TASK DETAILS >> Among the records below, find each line that includes the string "Resolución" and copy it.

··· DATA TO USE

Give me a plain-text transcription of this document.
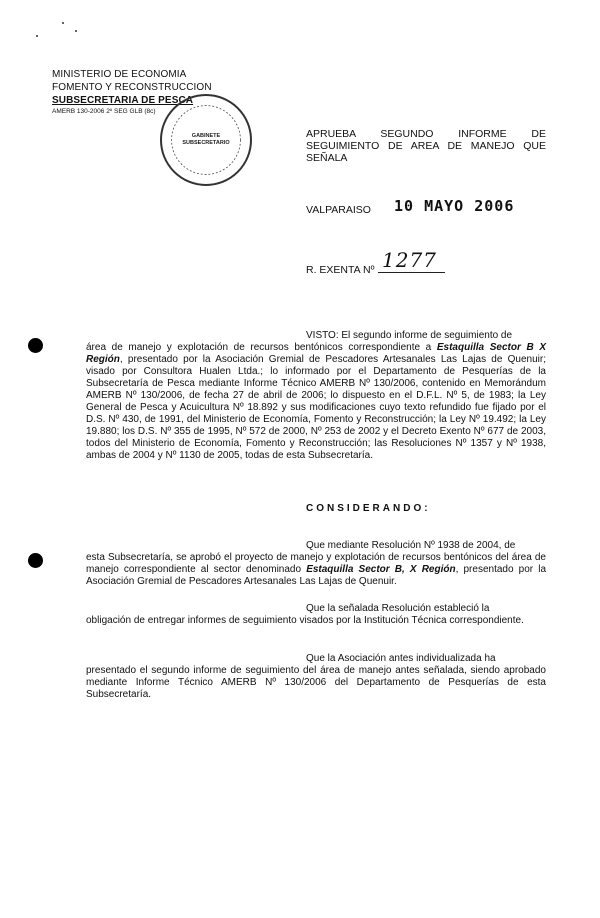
MINISTERIO DE ECONOMIA
FOMENTO Y RECONSTRUCCION
SUBSECRETARIA DE PESCA
AMERB 130-2006 2º SEG GLB (8c)
GABINETE SUBSECRETARIO
APRUEBA SEGUNDO INFORME DE SEGUIMIENTO DE AREA DE MANEJO QUE SEÑALA
VALPARAISO 10 MAYO 2006
R. EXENTA Nº 1277
VISTO: El segundo informe de seguimiento de
área de manejo y explotación de recursos bentónicos correspondiente a Estaquilla Sector B X Región, presentado por la Asociación Gremial de Pescadores Artesanales Las Lajas de Quenuir; visado por Consultora Hualen Ltda.; lo informado por el Departamento de Pesquerías de la Subsecretaría de Pesca mediante Informe Técnico AMERB Nº 130/2006, contenido en Memorándum AMERB Nº 130/2006, de fecha 27 de abril de 2006; lo dispuesto en el D.F.L. Nº 5, de 1983; la Ley General de Pesca y Acuicultura Nº 18.892 y sus modificaciones cuyo texto refundido fue fijado por el D.S. Nº 430, de 1991, del Ministerio de Economía, Fomento y Reconstrucción; la Ley Nº 19.492; la Ley 19.880; los D.S. Nº 355 de 1995, Nº 572 de 2000, Nº 253 de 2002 y el Decreto Exento Nº 677 de 2003, todos del Ministerio de Economía, Fomento y Reconstrucción; las Resoluciones Nº 1357 y Nº 1938, ambas de 2004 y Nº 1130 de 2005, todas de esta Subsecretaría.
CONSIDERANDO:
Que mediante Resolución Nº 1938 de 2004, de
esta Subsecretaría, se aprobó el proyecto de manejo y explotación de recursos bentónicos del área de manejo correspondiente al sector denominado Estaquilla Sector B, X Región, presentado por la Asociación Gremial de Pescadores Artesanales Las Lajas de Quenuir.
Que la señalada Resolución estableció la
obligación de entregar informes de seguimiento visados por la Institución Técnica correspondiente.
Que la Asociación antes individualizada ha
presentado el segundo informe de seguimiento del área de manejo antes señalada, siendo aprobado mediante Informe Técnico AMERB Nº 130/2006 del Departamento de Pesquerías de esta Subsecretaría.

······

WRITTEN REPLY >>
Que mediante Resolución Nº 1938 de 2004, de
Que la señalada Resolución estableció la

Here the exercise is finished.